RECORDS FOR THIS TASK –
────────────────────

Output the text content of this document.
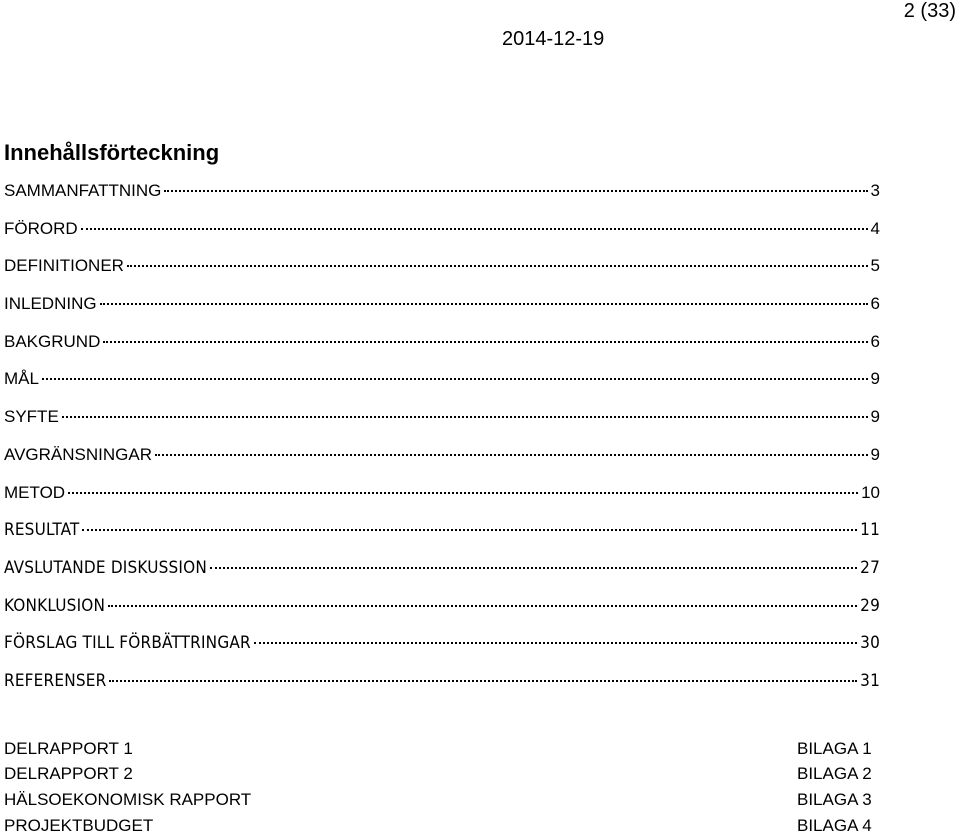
2 (33)
2014-12-19
Innehållsförteckning
SAMMANFATTNING	3
FÖRORD	4
DEFINITIONER	5
INLEDNING	6
BAKGRUND	6
MÅL	9
SYFTE	9
AVGRÄNSNINGAR	9
METOD	10
RESULTAT	11
AVSLUTANDE DISKUSSION	27
KONKLUSION	29
FÖRSLAG TILL FÖRBÄTTRINGAR	30
REFERENSER	31
DELRAPPORT 1	BILAGA 1
DELRAPPORT 2	BILAGA 2
HÄLSOEKONOMISK RAPPORT	BILAGA 3
PROJEKTBUDGET	BILAGA 4
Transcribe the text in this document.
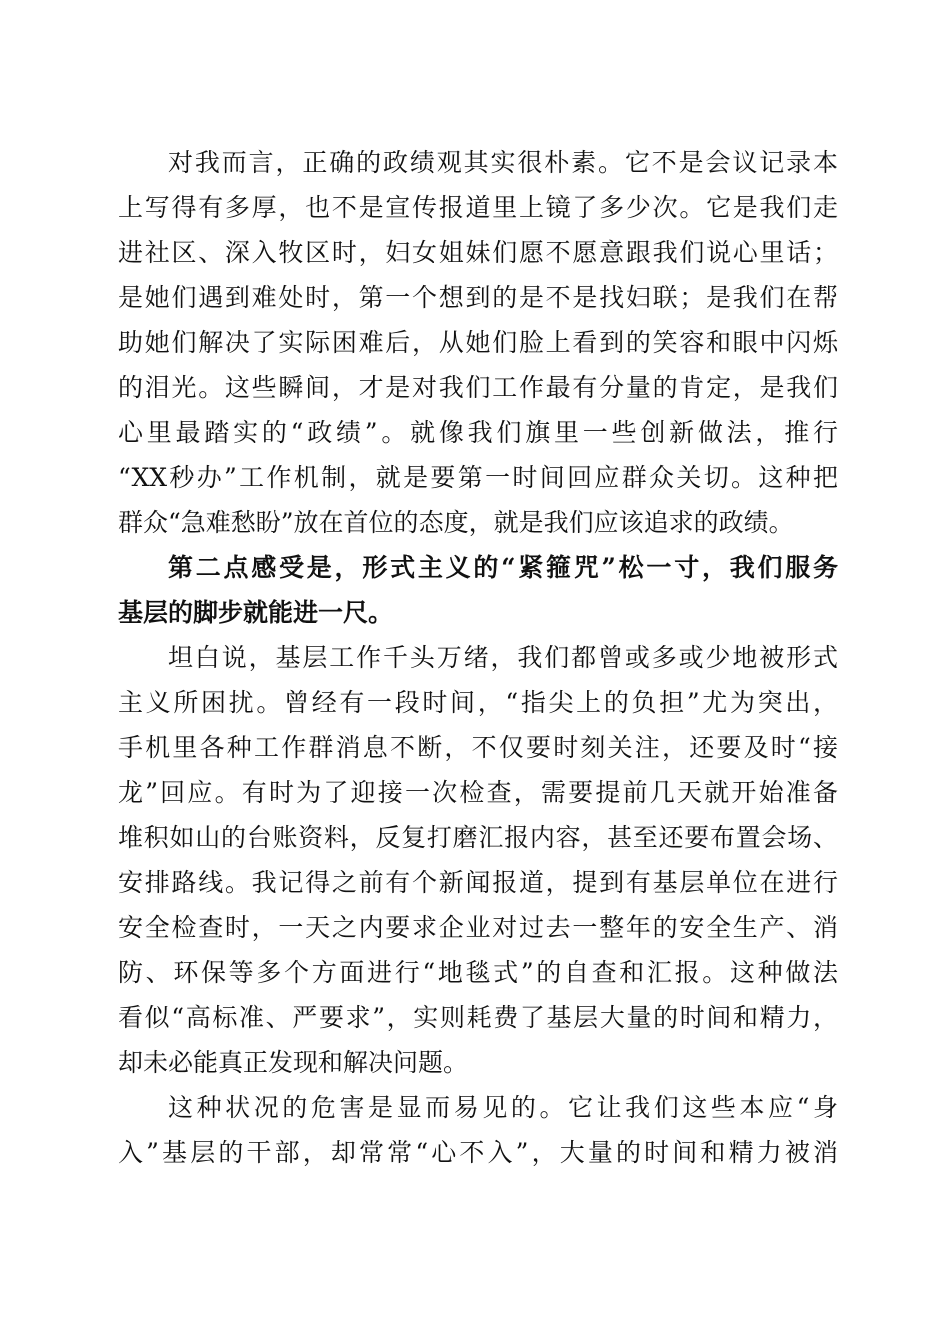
对我而言，正确的政绩观其实很朴素。它不是会议记录本
上写得有多厚，也不是宣传报道里上镜了多少次。它是我们走
进社区、深入牧区时，妇女姐妹们愿不愿意跟我们说心里话；
是她们遇到难处时，第一个想到的是不是找妇联；是我们在帮
助她们解决了实际困难后，从她们脸上看到的笑容和眼中闪烁
的泪光。这些瞬间，才是对我们工作最有分量的肯定，是我们
心里最踏实的“政绩”。就像我们旗里一些创新做法，推行
“XX秒办”工作机制，就是要第一时间回应群众关切。这种把
群众“急难愁盼”放在首位的态度，就是我们应该追求的政绩。
第二点感受是，形式主义的“紧箍咒”松一寸，我们服务
基层的脚步就能进一尺。
坦白说，基层工作千头万绪，我们都曾或多或少地被形式
主义所困扰。曾经有一段时间，“指尖上的负担”尤为突出，
手机里各种工作群消息不断，不仅要时刻关注，还要及时“接
龙”回应。有时为了迎接一次检查，需要提前几天就开始准备
堆积如山的台账资料，反复打磨汇报内容，甚至还要布置会场、
安排路线。我记得之前有个新闻报道，提到有基层单位在进行
安全检查时，一天之内要求企业对过去一整年的安全生产、消
防、环保等多个方面进行“地毯式”的自查和汇报。这种做法
看似“高标准、严要求”，实则耗费了基层大量的时间和精力，
却未必能真正发现和解决问题。
这种状况的危害是显而易见的。它让我们这些本应“身
入”基层的干部，却常常“心不入”，大量的时间和精力被消
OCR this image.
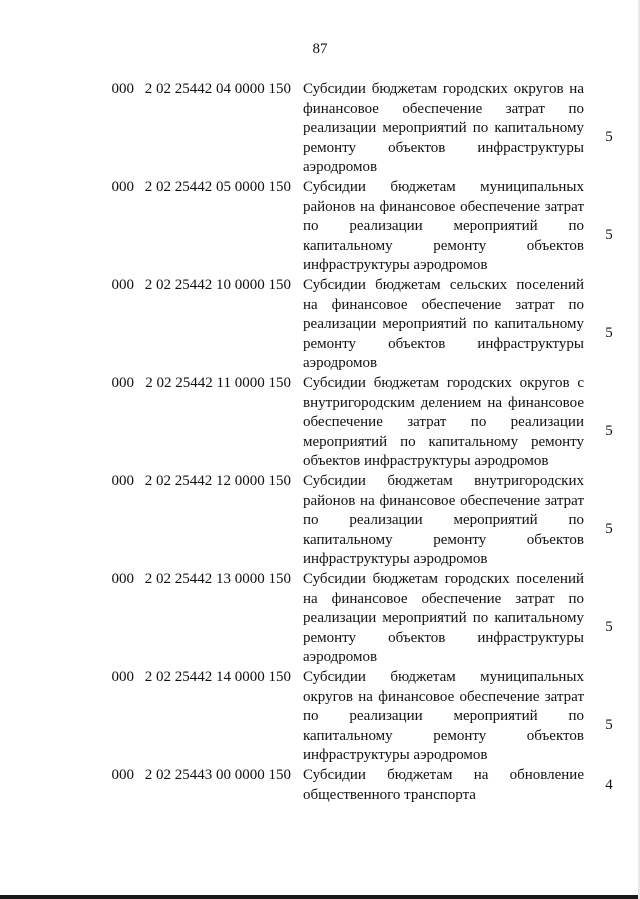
87
000 2 02 25442 04 0000 150 Субсидии бюджетам городских округов на
финансовое обеспечение затрат по
реализации мероприятий по капитальному
ремонту объектов инфраструктуры
аэродромов
5
000 2 02 25442 05 0000 150 Субсидии бюджетам муниципальных
районов на финансовое обеспечение затрат
по реализации мероприятий по
капитальному ремонту объектов
инфраструктуры аэродромов
5
000 2 02 25442 10 0000 150 Субсидии бюджетам сельских поселений
на финансовое обеспечение затрат по
реализации мероприятий по капитальному
ремонту объектов инфраструктуры
аэродромов
5
000 2 02 25442 11 0000 150 Субсидии бюджетам городских округов с
внутригородским делением на финансовое
обеспечение затрат по реализации
мероприятий по капитальному ремонту
объектов инфраструктуры аэродромов
5
000 2 02 25442 12 0000 150 Субсидии бюджетам внутригородских
районов на финансовое обеспечение затрат
по реализации мероприятий по
капитальному ремонту объектов
инфраструктуры аэродромов
5
000 2 02 25442 13 0000 150 Субсидии бюджетам городских поселений
на финансовое обеспечение затрат по
реализации мероприятий по капитальному
ремонту объектов инфраструктуры
аэродромов
5
000 2 02 25442 14 0000 150 Субсидии бюджетам муниципальных
округов на финансовое обеспечение затрат
по реализации мероприятий по
капитальному ремонту объектов
инфраструктуры аэродромов
5
000 2 02 25443 00 0000 150 Субсидии бюджетам на обновление
общественного транспорта
4
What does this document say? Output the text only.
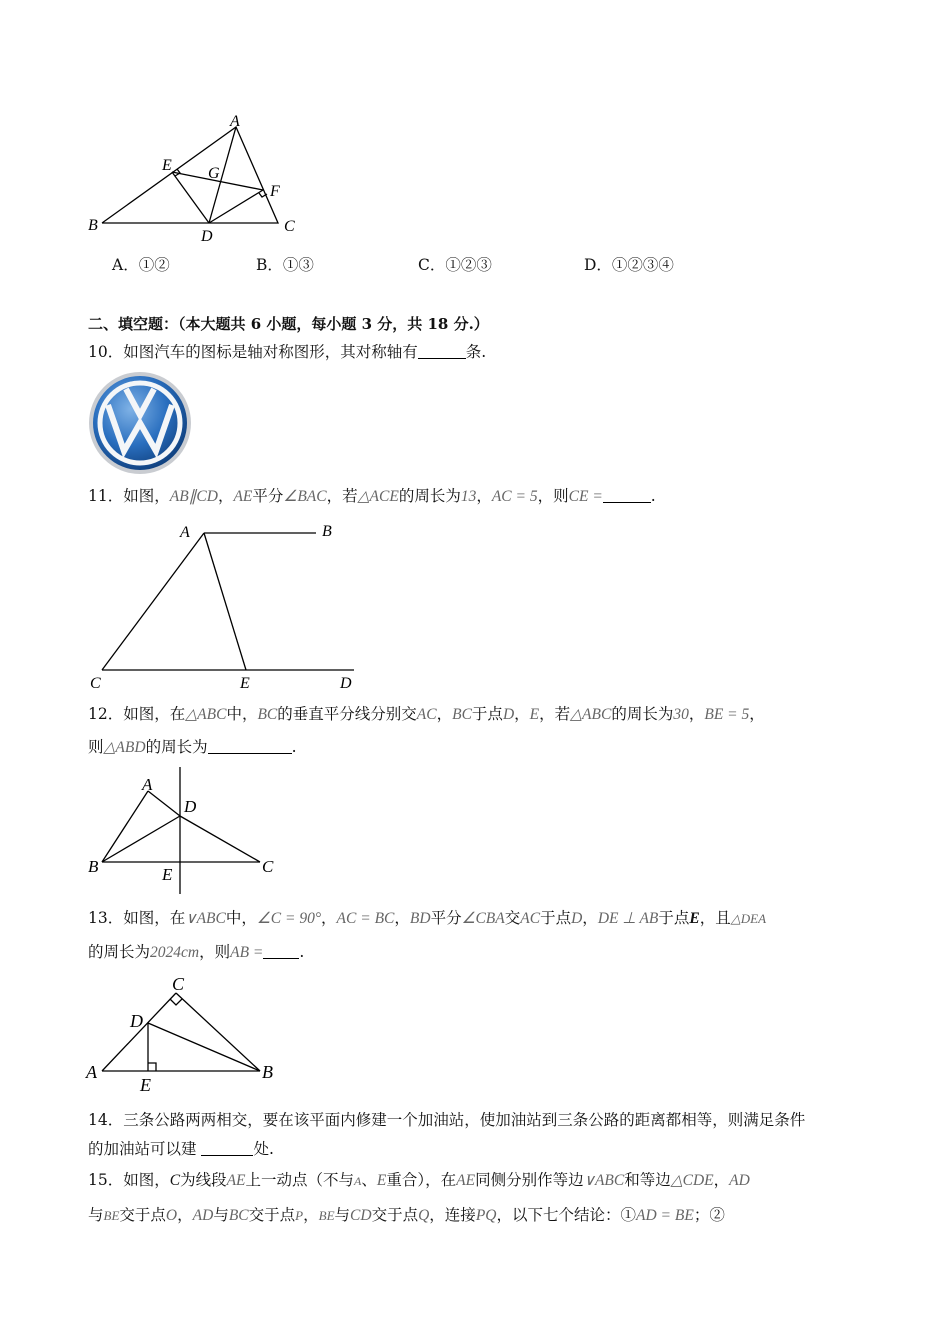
A
E G
F
B
D
C
A．①②	B．①③	C．①②③	D．①②③④
二、填空题：（本大题共 6 小题，每小题 3 分，共 18 分.）
10．如图汽车的图标是轴对称图形，其对称轴有	条.
11．如图，AB∥CD，AE平分∠BAC，若△ACE的周长为13，AC = 5，则CE =	.
A	B
C	E	D
12．如图，在△ABC中，BC的垂直平分线分别交AC，BC于点D，E，若△ABC的周长为30，BE = 5，
则△ABD的周长为	.
A
D
B	E	C
13．如图，在∨ABC中，∠C = 90°，AC = BC，BD平分∠CBA交AC于点D，DE ⊥ AB于点E，且△DEA
的周长为2024cm，则AB = .
C
D
A
E
B
14．三条公路两两相交，要在该平面内修建一个加油站，使加油站到三条公路的距离都相等，则满足条件
的加油站可以建	处.
15．如图，C为线段AE上一动点（不与A、E重合），在AE同侧分别作等边∨ABC和等边△CDE，AD
与BE交于点O，AD与BC交于点P，BE与CD交于点Q，连接PQ，以下七个结论：①AD = BE；②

────────────────────

The line that contains "What does this" begins the part to retype, and the last line of the records above ends it. Retype both and everything between, exactly, without the pictures.

CORRECT OUTPUT –
What does this document say? Output the text only.
A
E G
F
B
D
C
A．①②	B．①③	C．①②③	D．①②③④
二、填空题：（本大题共 6 小题，每小题 3 分，共 18 分.）
10．如图汽车的图标是轴对称图形，其对称轴有	条.
11．如图，AB∥CD，AE平分∠BAC，若△ACE的周长为13，AC = 5，则CE =	.
A	B
C	E	D
12．如图，在△ABC中，BC的垂直平分线分别交AC，BC于点D，E，若△ABC的周长为30，BE = 5，
则△ABD的周长为	.
A
D
B	E	C
13．如图，在∨ABC中，∠C = 90°，AC = BC，BD平分∠CBA交AC于点D，DE ⊥ AB于点E，且△DEA
的周长为2024cm，则AB = .
C
D
A
E
B
14．三条公路两两相交，要在该平面内修建一个加油站，使加油站到三条公路的距离都相等，则满足条件
的加油站可以建	处.
15．如图，C为线段AE上一动点（不与A、E重合），在AE同侧分别作等边∨ABC和等边△CDE，AD
与BE交于点O，AD与BC交于点P，BE与CD交于点Q，连接PQ，以下七个结论：①AD = BE；②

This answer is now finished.